Using the material below, copy every line where "safety" appears.

********************

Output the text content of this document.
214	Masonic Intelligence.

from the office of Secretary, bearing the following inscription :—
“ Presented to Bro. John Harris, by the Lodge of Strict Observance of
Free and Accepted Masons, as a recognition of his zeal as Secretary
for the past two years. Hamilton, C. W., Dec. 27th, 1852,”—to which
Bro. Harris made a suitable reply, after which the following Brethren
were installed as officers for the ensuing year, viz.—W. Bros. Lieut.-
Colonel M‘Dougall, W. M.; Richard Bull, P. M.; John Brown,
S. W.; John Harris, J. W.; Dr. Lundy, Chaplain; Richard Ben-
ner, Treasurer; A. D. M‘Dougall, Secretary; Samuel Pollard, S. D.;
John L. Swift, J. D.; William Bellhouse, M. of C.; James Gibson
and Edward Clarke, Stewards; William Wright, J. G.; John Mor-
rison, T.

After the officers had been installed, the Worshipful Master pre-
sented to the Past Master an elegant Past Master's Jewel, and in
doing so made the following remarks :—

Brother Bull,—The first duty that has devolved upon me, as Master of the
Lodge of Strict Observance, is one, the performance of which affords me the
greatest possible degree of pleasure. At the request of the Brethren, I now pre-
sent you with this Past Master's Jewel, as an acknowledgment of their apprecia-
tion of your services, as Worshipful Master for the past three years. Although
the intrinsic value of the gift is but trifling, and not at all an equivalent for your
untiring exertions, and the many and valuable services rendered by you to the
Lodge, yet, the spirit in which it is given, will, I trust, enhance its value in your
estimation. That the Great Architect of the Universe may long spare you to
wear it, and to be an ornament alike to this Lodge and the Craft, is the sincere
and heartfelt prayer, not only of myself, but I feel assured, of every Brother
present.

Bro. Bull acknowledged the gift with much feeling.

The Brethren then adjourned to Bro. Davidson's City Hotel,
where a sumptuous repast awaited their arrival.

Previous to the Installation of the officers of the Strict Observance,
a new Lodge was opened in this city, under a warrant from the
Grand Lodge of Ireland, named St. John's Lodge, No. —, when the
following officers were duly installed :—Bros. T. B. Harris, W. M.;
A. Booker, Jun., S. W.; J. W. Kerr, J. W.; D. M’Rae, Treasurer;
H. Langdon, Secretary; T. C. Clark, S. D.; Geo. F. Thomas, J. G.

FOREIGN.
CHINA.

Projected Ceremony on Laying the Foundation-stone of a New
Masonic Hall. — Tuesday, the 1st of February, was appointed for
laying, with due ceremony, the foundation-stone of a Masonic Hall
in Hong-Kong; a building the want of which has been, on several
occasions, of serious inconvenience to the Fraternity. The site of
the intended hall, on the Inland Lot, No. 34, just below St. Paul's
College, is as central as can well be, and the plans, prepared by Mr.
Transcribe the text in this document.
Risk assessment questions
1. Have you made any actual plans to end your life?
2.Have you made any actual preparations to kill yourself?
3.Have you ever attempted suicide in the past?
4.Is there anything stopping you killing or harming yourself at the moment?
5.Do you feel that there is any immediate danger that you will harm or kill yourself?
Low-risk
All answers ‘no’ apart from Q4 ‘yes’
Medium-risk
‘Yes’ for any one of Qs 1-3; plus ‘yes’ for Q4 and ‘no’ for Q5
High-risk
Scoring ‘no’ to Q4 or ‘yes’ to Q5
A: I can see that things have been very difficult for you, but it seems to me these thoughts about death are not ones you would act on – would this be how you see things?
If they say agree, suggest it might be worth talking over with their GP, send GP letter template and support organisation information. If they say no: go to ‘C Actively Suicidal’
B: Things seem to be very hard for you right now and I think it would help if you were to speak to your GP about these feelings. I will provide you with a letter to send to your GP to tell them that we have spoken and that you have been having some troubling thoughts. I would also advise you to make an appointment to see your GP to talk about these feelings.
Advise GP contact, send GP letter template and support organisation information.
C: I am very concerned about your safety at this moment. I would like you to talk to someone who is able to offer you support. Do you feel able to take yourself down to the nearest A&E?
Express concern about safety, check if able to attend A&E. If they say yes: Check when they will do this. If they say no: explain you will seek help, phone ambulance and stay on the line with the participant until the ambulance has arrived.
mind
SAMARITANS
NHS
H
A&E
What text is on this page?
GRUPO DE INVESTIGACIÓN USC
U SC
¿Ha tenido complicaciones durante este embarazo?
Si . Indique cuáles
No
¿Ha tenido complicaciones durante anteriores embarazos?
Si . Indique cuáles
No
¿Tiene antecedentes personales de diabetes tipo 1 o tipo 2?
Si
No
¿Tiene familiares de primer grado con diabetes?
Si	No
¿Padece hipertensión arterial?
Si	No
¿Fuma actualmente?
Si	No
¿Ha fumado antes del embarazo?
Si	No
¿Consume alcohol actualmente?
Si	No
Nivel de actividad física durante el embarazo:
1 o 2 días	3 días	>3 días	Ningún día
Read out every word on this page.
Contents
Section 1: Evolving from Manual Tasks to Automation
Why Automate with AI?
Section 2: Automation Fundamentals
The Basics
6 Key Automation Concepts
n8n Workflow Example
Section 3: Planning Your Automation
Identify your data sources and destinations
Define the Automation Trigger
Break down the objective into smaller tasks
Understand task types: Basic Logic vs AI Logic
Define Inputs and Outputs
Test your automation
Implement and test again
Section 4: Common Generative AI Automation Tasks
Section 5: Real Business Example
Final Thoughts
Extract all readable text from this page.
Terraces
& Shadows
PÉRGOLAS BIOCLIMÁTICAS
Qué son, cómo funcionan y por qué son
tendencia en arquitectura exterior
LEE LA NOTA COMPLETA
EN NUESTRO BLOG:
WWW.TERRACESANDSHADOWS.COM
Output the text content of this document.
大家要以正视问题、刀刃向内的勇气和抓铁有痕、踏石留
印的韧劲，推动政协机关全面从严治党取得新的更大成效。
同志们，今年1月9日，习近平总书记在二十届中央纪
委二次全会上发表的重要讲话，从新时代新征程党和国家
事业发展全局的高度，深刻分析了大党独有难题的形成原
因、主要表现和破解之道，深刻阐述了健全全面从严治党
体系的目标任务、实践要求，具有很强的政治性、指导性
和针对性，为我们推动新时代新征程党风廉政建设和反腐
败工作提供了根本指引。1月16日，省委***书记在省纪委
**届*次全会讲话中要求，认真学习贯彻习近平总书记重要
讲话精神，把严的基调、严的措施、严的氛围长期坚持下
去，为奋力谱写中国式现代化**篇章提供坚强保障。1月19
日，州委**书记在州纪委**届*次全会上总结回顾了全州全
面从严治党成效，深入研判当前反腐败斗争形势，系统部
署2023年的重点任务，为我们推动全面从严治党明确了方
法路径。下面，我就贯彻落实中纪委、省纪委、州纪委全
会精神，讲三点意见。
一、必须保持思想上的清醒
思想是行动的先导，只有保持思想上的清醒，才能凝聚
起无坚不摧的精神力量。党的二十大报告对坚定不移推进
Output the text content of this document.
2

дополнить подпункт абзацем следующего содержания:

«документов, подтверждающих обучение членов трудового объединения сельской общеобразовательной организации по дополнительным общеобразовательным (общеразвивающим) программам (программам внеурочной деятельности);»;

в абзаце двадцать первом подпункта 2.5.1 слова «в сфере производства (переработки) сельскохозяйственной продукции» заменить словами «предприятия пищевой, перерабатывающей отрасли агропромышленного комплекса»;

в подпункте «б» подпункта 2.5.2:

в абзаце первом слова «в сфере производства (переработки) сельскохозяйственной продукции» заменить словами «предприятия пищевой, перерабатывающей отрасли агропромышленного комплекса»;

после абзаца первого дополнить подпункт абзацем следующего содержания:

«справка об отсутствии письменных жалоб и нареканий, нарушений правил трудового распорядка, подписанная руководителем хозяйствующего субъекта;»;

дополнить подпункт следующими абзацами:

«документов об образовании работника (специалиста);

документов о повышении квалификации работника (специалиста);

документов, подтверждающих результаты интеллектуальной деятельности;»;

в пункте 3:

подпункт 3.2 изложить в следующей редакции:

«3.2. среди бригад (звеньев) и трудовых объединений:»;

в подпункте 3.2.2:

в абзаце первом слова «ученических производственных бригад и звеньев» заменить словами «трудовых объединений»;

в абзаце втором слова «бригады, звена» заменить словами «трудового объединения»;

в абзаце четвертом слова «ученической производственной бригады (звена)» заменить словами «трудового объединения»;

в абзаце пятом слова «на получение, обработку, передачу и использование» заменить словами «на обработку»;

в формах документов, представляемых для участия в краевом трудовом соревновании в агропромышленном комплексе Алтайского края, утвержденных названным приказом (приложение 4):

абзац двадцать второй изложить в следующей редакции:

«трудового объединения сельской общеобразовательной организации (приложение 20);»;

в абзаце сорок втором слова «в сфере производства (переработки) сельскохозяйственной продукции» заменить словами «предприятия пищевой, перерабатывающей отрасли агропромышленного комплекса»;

********************

- Correct result -
C: I am very concerned about your safety at this moment. I would like you to talk to someone who is able to offer you support. Do you feel able to take yourself down to the nearest A&E?
Express concern about safety, check if able to attend A&E. If they say yes: Check when they will do this. If they say no: explain you will seek help, phone ambulance and stay on the line with the participant until the ambulance has arrived.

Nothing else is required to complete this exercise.